STATED PROBLEM. Gather up the lines with the word "停电范围" in them.

::: INPUT ROWS

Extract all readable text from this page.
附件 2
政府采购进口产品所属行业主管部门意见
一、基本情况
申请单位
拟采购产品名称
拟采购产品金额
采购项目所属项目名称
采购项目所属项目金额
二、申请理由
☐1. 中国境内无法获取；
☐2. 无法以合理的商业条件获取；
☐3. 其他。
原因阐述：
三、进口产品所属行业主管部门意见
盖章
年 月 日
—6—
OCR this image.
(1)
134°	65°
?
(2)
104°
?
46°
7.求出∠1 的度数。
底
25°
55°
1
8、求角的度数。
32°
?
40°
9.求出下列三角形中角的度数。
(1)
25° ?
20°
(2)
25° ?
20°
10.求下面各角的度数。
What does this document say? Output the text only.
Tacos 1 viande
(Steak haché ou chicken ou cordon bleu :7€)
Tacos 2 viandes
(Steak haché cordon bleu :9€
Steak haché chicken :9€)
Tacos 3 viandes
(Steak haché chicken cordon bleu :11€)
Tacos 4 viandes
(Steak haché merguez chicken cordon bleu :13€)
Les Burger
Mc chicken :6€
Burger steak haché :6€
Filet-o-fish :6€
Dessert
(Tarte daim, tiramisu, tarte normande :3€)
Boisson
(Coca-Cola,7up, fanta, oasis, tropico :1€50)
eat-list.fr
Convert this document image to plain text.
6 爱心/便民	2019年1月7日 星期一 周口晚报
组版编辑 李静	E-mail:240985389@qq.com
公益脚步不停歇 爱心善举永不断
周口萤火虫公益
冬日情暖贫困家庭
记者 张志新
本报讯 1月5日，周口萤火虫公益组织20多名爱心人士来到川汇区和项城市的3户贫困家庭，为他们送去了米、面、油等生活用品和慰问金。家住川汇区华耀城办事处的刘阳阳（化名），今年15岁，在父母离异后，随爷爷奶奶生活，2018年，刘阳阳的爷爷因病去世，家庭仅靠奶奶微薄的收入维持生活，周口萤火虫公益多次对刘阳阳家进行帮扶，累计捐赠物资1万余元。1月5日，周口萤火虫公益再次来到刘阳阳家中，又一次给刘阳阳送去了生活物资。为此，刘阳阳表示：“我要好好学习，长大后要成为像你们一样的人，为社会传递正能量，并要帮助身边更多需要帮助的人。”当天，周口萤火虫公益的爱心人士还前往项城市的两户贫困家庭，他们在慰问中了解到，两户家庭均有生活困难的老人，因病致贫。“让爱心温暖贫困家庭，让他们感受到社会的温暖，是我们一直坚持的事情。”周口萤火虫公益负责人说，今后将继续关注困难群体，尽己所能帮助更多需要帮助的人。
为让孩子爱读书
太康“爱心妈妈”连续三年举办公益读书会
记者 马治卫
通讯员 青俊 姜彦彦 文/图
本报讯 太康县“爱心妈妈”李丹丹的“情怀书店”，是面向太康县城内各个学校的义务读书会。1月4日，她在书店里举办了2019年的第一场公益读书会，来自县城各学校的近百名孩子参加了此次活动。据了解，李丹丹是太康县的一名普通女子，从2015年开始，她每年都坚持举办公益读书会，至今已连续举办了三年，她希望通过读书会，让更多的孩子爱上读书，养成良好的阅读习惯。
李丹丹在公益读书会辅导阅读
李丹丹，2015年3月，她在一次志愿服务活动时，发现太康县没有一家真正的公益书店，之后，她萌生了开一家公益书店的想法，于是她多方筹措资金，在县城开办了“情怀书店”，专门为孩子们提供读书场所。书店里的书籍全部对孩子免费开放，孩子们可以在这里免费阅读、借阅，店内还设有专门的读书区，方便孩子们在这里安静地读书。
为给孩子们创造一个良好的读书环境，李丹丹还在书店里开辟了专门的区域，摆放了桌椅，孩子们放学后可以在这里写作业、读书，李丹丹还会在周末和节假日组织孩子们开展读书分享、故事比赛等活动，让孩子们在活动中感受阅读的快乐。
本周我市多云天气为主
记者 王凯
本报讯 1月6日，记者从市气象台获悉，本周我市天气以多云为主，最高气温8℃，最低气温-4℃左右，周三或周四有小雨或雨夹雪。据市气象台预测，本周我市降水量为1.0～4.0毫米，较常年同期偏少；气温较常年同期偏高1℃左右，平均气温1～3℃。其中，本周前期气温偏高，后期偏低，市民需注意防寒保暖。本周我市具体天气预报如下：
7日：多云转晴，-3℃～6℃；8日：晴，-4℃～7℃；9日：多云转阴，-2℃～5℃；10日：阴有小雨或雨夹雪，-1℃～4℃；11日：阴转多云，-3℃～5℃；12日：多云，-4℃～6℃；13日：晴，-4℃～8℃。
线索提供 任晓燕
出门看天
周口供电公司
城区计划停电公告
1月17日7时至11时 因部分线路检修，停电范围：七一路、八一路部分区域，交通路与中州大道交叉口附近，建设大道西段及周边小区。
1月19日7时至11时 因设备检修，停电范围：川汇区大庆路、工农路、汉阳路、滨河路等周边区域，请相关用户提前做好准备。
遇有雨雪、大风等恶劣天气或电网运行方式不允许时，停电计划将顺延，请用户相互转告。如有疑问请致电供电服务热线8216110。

::::::

TASK RESPONSE.
1月17日7时至11时 因部分线路检修，停电范围：七一路、八一路部分区域，交通路与中州大道交叉口附近，建设大道西段及周边小区。
1月19日7时至11时 因设备检修，停电范围：川汇区大庆路、工农路、汉阳路、滨河路等周边区域，请相关用户提前做好准备。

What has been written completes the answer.